◆ INSTRUCTIONS FOR THE TASK: Copy out all the entries word for word.

◆ DATA EXTRACT:
* begin *
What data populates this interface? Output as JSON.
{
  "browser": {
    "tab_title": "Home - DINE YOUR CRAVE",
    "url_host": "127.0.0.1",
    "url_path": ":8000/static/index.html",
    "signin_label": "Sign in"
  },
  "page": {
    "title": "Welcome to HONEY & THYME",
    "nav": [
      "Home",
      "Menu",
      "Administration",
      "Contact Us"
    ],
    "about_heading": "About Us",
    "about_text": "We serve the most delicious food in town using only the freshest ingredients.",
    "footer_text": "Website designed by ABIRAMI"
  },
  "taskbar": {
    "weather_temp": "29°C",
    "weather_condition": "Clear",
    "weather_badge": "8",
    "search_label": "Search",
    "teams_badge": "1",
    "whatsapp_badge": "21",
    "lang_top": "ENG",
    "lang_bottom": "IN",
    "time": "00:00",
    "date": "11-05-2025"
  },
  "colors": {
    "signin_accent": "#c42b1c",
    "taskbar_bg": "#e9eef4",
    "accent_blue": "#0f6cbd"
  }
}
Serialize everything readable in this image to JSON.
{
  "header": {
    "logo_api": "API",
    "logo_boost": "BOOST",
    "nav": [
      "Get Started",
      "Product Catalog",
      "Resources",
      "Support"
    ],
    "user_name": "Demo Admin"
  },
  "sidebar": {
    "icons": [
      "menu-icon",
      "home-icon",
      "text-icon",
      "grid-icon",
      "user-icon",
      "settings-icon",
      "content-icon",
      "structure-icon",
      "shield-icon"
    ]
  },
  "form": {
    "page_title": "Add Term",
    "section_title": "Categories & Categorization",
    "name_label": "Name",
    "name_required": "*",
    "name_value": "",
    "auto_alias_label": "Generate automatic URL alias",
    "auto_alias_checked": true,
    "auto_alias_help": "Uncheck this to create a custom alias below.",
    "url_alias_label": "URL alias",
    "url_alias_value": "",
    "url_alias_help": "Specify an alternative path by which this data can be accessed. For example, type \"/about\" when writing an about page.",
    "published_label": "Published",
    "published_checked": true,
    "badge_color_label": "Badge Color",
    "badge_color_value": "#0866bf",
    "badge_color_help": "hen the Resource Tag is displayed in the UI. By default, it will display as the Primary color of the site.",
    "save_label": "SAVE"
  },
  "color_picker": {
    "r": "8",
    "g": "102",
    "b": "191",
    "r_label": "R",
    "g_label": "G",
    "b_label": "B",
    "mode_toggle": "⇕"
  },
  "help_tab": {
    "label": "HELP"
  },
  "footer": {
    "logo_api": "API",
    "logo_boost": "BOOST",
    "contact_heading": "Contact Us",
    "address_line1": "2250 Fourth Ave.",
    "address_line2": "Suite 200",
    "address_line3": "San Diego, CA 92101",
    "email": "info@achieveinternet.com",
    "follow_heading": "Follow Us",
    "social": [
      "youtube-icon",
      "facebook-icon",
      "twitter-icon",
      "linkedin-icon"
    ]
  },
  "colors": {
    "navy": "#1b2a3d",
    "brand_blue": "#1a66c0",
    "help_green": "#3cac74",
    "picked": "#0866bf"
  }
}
* end *
◆ REPLY:
What data populates this interface? Output as JSON.
{
  "browser": {
    "tab_title": "Home - DINE YOUR CRAVE",
    "url_host": "127.0.0.1",
    "url_path": ":8000/static/index.html",
    "signin_label": "Sign in"
  },
  "page": {
    "title": "Welcome to HONEY & THYME",
    "nav": [
      "Home",
      "Menu",
      "Administration",
      "Contact Us"
    ],
    "about_heading": "About Us",
    "about_text": "We serve the most delicious food in town using only the freshest ingredients.",
    "footer_text": "Website designed by ABIRAMI"
  },
  "taskbar": {
    "weather_temp": "29°C",
    "weather_condition": "Clear",
    "weather_badge": "8",
    "search_label": "Search",
    "teams_badge": "1",
    "whatsapp_badge": "21",
    "lang_top": "ENG",
    "lang_bottom": "IN",
    "time": "00:00",
    "date": "11-05-2025"
  },
  "colors": {
    "signin_accent": "#c42b1c",
    "taskbar_bg": "#e9eef4",
    "accent_blue": "#0f6cbd"
  }
}
Serialize everything readable in this image to JSON.
{
  "header": {
    "logo_api": "API",
    "logo_boost": "BOOST",
    "nav": [
      "Get Started",
      "Product Catalog",
      "Resources",
      "Support"
    ],
    "user_name": "Demo Admin"
  },
  "sidebar": {
    "icons": [
      "menu-icon",
      "home-icon",
      "text-icon",
      "grid-icon",
      "user-icon",
      "settings-icon",
      "content-icon",
      "structure-icon",
      "shield-icon"
    ]
  },
  "form": {
    "page_title": "Add Term",
    "section_title": "Categories & Categorization",
    "name_label": "Name",
    "name_required": "*",
    "name_value": "",
    "auto_alias_label": "Generate automatic URL alias",
    "auto_alias_checked": true,
    "auto_alias_help": "Uncheck this to create a custom alias below.",
    "url_alias_label": "URL alias",
    "url_alias_value": "",
    "url_alias_help": "Specify an alternative path by which this data can be accessed. For example, type \"/about\" when writing an about page.",
    "published_label": "Published",
    "published_checked": true,
    "badge_color_label": "Badge Color",
    "badge_color_value": "#0866bf",
    "badge_color_help": "hen the Resource Tag is displayed in the UI. By default, it will display as the Primary color of the site.",
    "save_label": "SAVE"
  },
  "color_picker": {
    "r": "8",
    "g": "102",
    "b": "191",
    "r_label": "R",
    "g_label": "G",
    "b_label": "B",
    "mode_toggle": "⇕"
  },
  "help_tab": {
    "label": "HELP"
  },
  "footer": {
    "logo_api": "API",
    "logo_boost": "BOOST",
    "contact_heading": "Contact Us",
    "address_line1": "2250 Fourth Ave.",
    "address_line2": "Suite 200",
    "address_line3": "San Diego, CA 92101",
    "email": "info@achieveinternet.com",
    "follow_heading": "Follow Us",
    "social": [
      "youtube-icon",
      "facebook-icon",
      "twitter-icon",
      "linkedin-icon"
    ]
  },
  "colors": {
    "navy": "#1b2a3d",
    "brand_blue": "#1a66c0",
    "help_green": "#3cac74",
    "picked": "#0866bf"
  }
}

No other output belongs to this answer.